▶ _Aim of the task_
Gather all lines from the material that contain the word "yeast".

▶ _Record excerpts_

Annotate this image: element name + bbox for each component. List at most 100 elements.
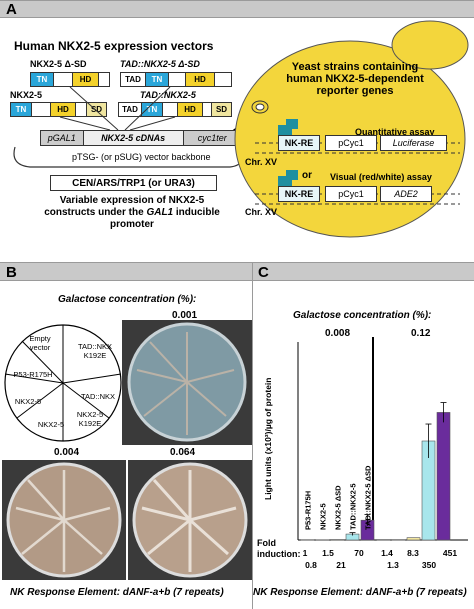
b-conc-bl: 0.004: [54, 447, 80, 458]
c-conc-high: 0.12: [411, 328, 431, 339]
panel-a-label: A: [6, 1, 17, 18]
key-tad-nkx-k192e: TAD::NKX K192E: [77, 342, 113, 360]
panel-a-header: A: [0, 0, 474, 18]
bar-0.008-1: [315, 539, 330, 541]
backbone-label: pTSG- (or pSUG) vector backbone: [72, 152, 211, 162]
expression-cassette: pGAL1 NKX2-5 cDNAs cyc1ter: [40, 130, 242, 146]
category-label-4: TAD::NKX2-5 ΔSD: [364, 465, 373, 530]
b-conc-top: 0.001: [172, 310, 198, 321]
construct-tad-nkx-label: TAD::NKX2-5: [140, 90, 196, 100]
pcyc1-box-1: pCyc1: [325, 135, 377, 151]
b-response-element: NK Response Element: dANF-a+b (7 repeats…: [10, 587, 224, 598]
fold-bottom-2: 1.3: [387, 560, 399, 570]
fold-label-1: Fold: [257, 538, 276, 548]
or-label: or: [302, 170, 312, 181]
construct-nkx-dsd: TN HD: [30, 72, 110, 87]
yeast-title-line2: human NKX2-5-dependent: [286, 73, 424, 85]
yeast-title-line3: reporter genes: [316, 85, 394, 97]
c-conc-low: 0.008: [325, 328, 351, 339]
bar-0.12-0: [376, 539, 391, 541]
category-label-3: TAD::NKX2-5: [349, 483, 358, 530]
nk-re-box-2: NK-RE: [278, 186, 320, 202]
b-conc-br: 0.064: [170, 447, 196, 458]
panel-bc-header: B C: [0, 262, 474, 281]
category-label-1: NKX2-5: [319, 503, 328, 530]
nkx-protein-icon: [278, 119, 298, 188]
cdna-element: NKX2-5 cDNAs: [101, 133, 166, 143]
sd-segment: SD: [212, 103, 231, 116]
fold-top-2: 70: [354, 548, 364, 558]
strain-key-diagram: [4, 324, 122, 442]
fold-label-2: induction:: [257, 549, 301, 559]
panel-b-label: B: [6, 264, 17, 281]
tad-segment: TAD: [121, 73, 146, 86]
nk-re-box-1: NK-RE: [278, 135, 320, 151]
panel-b: Galactose concentration (%): 0.001 0.004…: [0, 280, 252, 609]
c-galactose-title: Galactose concentration (%):: [293, 310, 432, 321]
fold-top-4: 451: [443, 548, 457, 558]
tn-segment: TN: [31, 73, 54, 86]
construct-nkx: TN HD SD: [10, 102, 107, 117]
construct-tad-nkx-dsd: TAD TN HD: [120, 72, 232, 87]
fold-top-1: 1.5: [322, 548, 334, 558]
key-nkx-b: NKX2-5: [14, 397, 42, 406]
ade2-box: ADE2: [380, 186, 432, 202]
pcyc1-box-2: pCyc1: [325, 186, 377, 202]
construct-tad-nkx: TAD TN HD SD: [118, 102, 232, 117]
bar-0.12-2: [406, 537, 421, 541]
bar-0.12-1: [391, 539, 406, 541]
chr-label-1: Chr. XV: [245, 157, 278, 167]
caption-line3: promoter: [110, 219, 154, 230]
tn-segment: TN: [146, 73, 169, 86]
cyc1ter-element: cyc1ter: [182, 131, 241, 145]
tn-segment: TN: [11, 103, 32, 116]
hd-segment: HD: [51, 103, 76, 116]
petri-dish-bottom-right: [128, 460, 252, 580]
bar-0.008-2: [330, 539, 345, 541]
fold-bottom-3: 350: [422, 560, 436, 570]
panel-divider: [252, 262, 253, 609]
caption-line2b: inducible: [175, 207, 220, 218]
panel-c-label: C: [258, 264, 269, 281]
hd-segment: HD: [178, 103, 203, 116]
fold-top-0: 1: [303, 548, 308, 558]
chr-label-2: Chr. XV: [245, 207, 278, 217]
fold-label: Fold induction:: [257, 538, 301, 560]
caption-line2: constructs under the: [44, 207, 144, 218]
key-p53: P53-R175H: [13, 370, 53, 379]
tn-segment: TN: [142, 103, 163, 116]
vectors-title: Human NKX2-5 expression vectors: [14, 39, 214, 53]
yeast-title-line1: Yeast strains containing: [291, 61, 419, 73]
construct-nkx-label: NKX2-5: [10, 90, 43, 100]
key-nkx-k192e: NKX2-5 K192E: [76, 410, 104, 428]
petri-dish-bottom-left: [2, 460, 126, 580]
vector-caption: Variable expression of NKX2-5 constructs…: [22, 195, 242, 231]
pgal1-element: pGAL1: [41, 131, 84, 145]
category-label-0: P53-R175H: [304, 491, 313, 530]
hd-segment: HD: [186, 73, 215, 86]
fold-top-extra: 1.4: [381, 548, 393, 558]
b-galactose-title: Galactose concentration (%):: [58, 294, 197, 305]
visual-assay-label: Visual (red/white) assay: [330, 172, 432, 182]
key-tad-nkx: TAD::NKX: [80, 392, 116, 401]
quant-assay-label: Quantitative assay: [355, 127, 435, 137]
construct-nkx-dsd-label: NKX2-5 Δ-SD: [30, 59, 87, 69]
hd-segment: HD: [73, 73, 99, 86]
panel-c: Galactose concentration (%): 0.008 0.12 …: [253, 280, 474, 609]
category-label-2: NKX2-5 ΔSD: [334, 485, 343, 530]
cen-box: CEN/ARS/TRP1 (or URA3): [50, 175, 217, 191]
panel-a: Human NKX2-5 expression vectors NKX2-5 Δ…: [0, 17, 474, 250]
luciferase-bar-chart: P53-R175H NKX2-5 NKX2-5 ΔSD TAD::NKX2-5 TAD:…: [297, 337, 468, 570]
fold-top-3: 8.3: [407, 548, 419, 558]
key-nkx-a: NKX2-5: [37, 420, 65, 429]
luciferase-box: Luciferase: [380, 135, 447, 151]
caption-line1: Variable expression of NKX2-5: [59, 195, 205, 206]
bar-0.12-4: [436, 412, 451, 541]
bar-0.008-0: [300, 539, 315, 541]
tad-segment: TAD: [119, 103, 142, 116]
construct-tad-nkx-dsd-label: TAD::NKX2-5 Δ-SD: [120, 59, 200, 69]
key-empty-vector: Empty vector: [29, 334, 51, 352]
c-response-element: NK Response Element: dANF-a+b (7 repeats…: [253, 587, 467, 598]
petri-dish-top: [122, 320, 252, 445]
yeast-title: Yeast strains containing human NKX2-5-de…: [270, 61, 440, 97]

▶ _Your solution_
yeast-title-line2: human NKX2-5-dependent: [286, 73, 424, 85]
yeast-title-line3: reporter genes: [316, 85, 394, 97]
yeast-title-line1: Yeast strains containing: [291, 61, 419, 73]
yeast-title: Yeast strains containing human NKX2-5-de…: [270, 61, 440, 97]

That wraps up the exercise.